Exercise objective >> Retype all the entries word for word, but omit the pictures.

::: Material for this task

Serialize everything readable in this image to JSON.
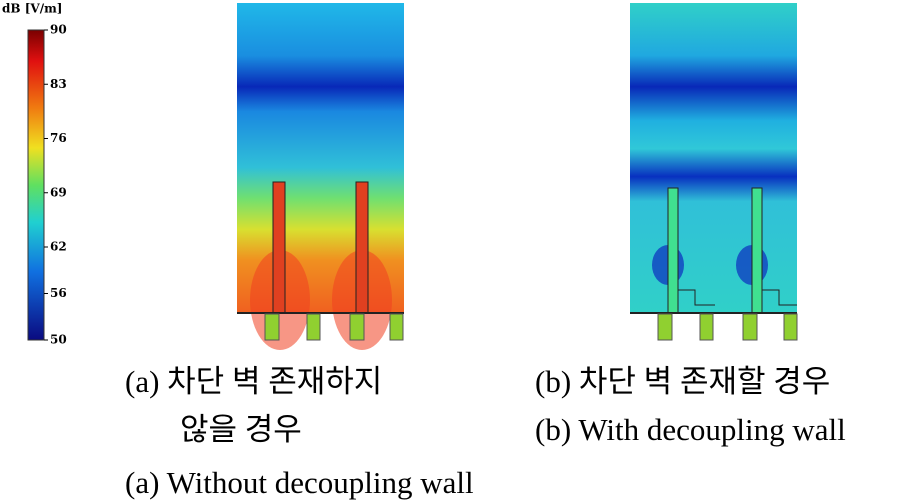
{
  "colorbar": {
    "title": "dB [V/m]",
    "ticks": [
      90,
      83,
      76,
      69,
      62,
      56,
      50
    ]
  },
  "panels": [
    {
      "caption_lines": [
        "(a) 차단 벽 존재하지",
        "않을 경우"
      ],
      "english_caption": "(a) Without decoupling wall"
    },
    {
      "caption_lines": [
        "(b) 차단 벽 존재할 경우"
      ],
      "english_caption": "(b) With decoupling wall"
    }
  ]
}
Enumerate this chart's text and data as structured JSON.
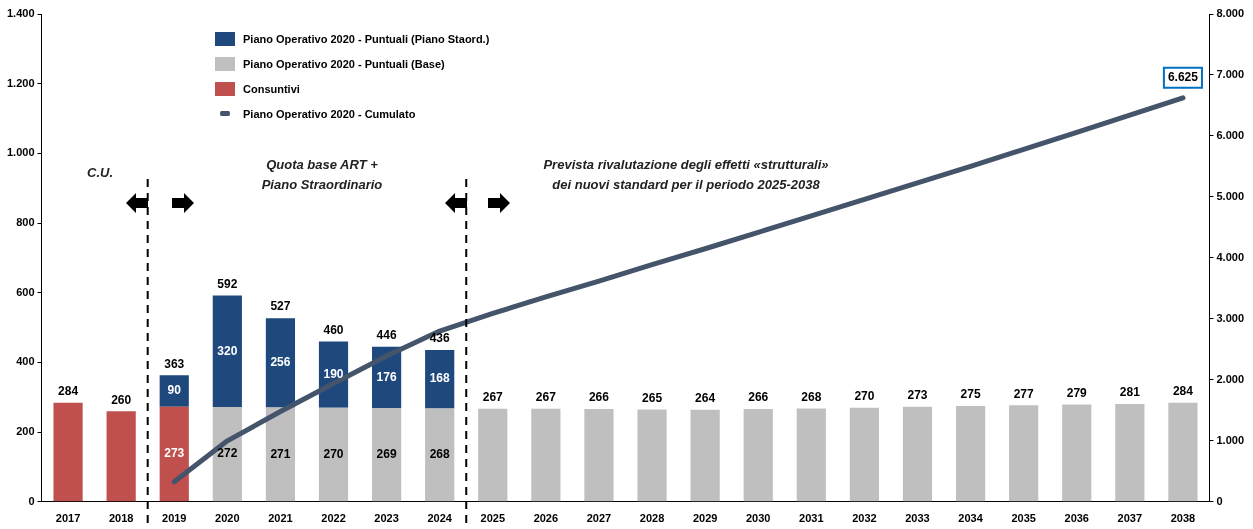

::::::

Response to this task >>
Serialize everything readable in this image to JSON.
{
  "colorbar": {
    "title": "dB [V/m]",
    "ticks": [
      90,
      83,
      76,
      69,
      62,
      56,
      50
    ]
  },
  "panels": [
    {
      "caption_lines": [
        "(a) 차단 벽 존재하지",
        "않을 경우"
      ],
      "english_caption": "(a) Without decoupling wall"
    },
    {
      "caption_lines": [
        "(b) 차단 벽 존재할 경우"
      ],
      "english_caption": "(b) With decoupling wall"
    }
  ]
}
Enumerate this chart's text and data as structured JSON.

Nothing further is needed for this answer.